* **Stated exercise**:
Wherever the string "dùng" appears in the listing, copy that line.

* **Dataset items**:
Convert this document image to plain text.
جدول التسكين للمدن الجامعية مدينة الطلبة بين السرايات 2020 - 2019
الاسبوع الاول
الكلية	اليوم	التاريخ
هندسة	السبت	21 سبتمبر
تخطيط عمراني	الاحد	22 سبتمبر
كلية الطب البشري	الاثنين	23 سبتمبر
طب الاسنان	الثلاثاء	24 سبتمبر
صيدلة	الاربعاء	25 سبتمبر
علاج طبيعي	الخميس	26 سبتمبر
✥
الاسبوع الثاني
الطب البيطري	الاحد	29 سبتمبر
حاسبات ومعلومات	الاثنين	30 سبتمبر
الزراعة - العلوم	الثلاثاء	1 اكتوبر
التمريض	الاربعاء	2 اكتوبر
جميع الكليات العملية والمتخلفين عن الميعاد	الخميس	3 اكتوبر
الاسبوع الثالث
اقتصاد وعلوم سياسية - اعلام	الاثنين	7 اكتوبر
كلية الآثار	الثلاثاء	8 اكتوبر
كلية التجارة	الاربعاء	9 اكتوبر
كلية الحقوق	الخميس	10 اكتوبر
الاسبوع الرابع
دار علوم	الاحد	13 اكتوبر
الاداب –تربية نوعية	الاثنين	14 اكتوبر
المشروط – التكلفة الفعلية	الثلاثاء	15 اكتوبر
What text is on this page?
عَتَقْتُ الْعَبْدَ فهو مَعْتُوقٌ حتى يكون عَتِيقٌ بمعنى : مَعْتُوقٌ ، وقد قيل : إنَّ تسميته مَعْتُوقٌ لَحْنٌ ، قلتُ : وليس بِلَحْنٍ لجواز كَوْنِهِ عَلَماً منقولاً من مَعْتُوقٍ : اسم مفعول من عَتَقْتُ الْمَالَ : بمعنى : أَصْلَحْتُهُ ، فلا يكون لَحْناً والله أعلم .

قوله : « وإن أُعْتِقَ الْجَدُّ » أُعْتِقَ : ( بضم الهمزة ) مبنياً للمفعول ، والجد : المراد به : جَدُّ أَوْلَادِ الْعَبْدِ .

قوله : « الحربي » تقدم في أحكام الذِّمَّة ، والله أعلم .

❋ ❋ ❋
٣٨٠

--

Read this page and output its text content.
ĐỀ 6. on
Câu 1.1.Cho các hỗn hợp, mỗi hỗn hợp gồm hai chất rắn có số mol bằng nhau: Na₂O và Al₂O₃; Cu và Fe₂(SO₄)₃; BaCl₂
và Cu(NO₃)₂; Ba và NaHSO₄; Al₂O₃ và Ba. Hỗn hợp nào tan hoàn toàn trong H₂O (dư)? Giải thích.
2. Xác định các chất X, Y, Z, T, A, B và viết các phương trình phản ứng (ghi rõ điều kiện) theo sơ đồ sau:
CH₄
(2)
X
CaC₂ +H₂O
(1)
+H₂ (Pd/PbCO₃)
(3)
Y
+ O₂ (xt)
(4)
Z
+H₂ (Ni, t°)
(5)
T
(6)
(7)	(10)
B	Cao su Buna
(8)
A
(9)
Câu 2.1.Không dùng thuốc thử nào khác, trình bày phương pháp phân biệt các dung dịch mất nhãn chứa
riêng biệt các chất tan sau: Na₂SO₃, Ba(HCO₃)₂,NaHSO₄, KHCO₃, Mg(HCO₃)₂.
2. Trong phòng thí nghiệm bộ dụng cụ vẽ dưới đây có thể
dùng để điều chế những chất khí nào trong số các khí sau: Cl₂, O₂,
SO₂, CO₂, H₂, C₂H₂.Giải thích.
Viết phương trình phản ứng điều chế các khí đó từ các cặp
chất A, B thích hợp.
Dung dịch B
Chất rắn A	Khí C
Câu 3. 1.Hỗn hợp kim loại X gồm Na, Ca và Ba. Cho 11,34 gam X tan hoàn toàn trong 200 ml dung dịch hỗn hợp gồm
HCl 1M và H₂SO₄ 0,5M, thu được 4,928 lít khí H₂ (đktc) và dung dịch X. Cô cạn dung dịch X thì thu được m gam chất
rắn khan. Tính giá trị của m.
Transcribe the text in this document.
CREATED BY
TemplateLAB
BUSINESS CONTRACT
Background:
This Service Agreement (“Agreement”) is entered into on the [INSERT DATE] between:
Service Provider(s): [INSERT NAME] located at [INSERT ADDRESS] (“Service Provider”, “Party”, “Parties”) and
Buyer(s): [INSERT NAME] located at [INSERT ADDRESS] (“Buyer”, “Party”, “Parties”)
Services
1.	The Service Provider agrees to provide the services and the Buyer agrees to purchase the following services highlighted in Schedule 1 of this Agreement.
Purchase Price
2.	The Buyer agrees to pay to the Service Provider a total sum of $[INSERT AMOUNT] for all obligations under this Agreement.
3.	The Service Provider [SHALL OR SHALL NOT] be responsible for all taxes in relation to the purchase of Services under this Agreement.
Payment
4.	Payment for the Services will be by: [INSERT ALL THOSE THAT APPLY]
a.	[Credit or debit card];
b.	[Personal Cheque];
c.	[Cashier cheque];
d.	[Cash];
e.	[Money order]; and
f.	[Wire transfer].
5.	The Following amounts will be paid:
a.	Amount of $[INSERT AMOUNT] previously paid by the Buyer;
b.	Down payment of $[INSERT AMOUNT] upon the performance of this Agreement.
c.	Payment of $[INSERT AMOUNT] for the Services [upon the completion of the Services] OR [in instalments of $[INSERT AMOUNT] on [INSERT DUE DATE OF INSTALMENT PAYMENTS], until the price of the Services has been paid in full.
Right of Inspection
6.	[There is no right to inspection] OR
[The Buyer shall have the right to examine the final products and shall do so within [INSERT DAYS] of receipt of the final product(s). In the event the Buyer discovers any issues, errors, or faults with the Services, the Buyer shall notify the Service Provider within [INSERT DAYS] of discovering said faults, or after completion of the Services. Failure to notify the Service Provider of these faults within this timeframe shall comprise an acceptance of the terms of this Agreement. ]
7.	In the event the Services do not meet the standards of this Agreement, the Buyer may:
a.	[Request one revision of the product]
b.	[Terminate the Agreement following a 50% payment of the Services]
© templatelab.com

* **Response below**:
Câu 2.1.Không dùng thuốc thử nào khác, trình bày phương pháp phân biệt các dung dịch mất nhãn chứa
dùng để điều chế những chất khí nào trong số các khí sau: Cl₂, O₂,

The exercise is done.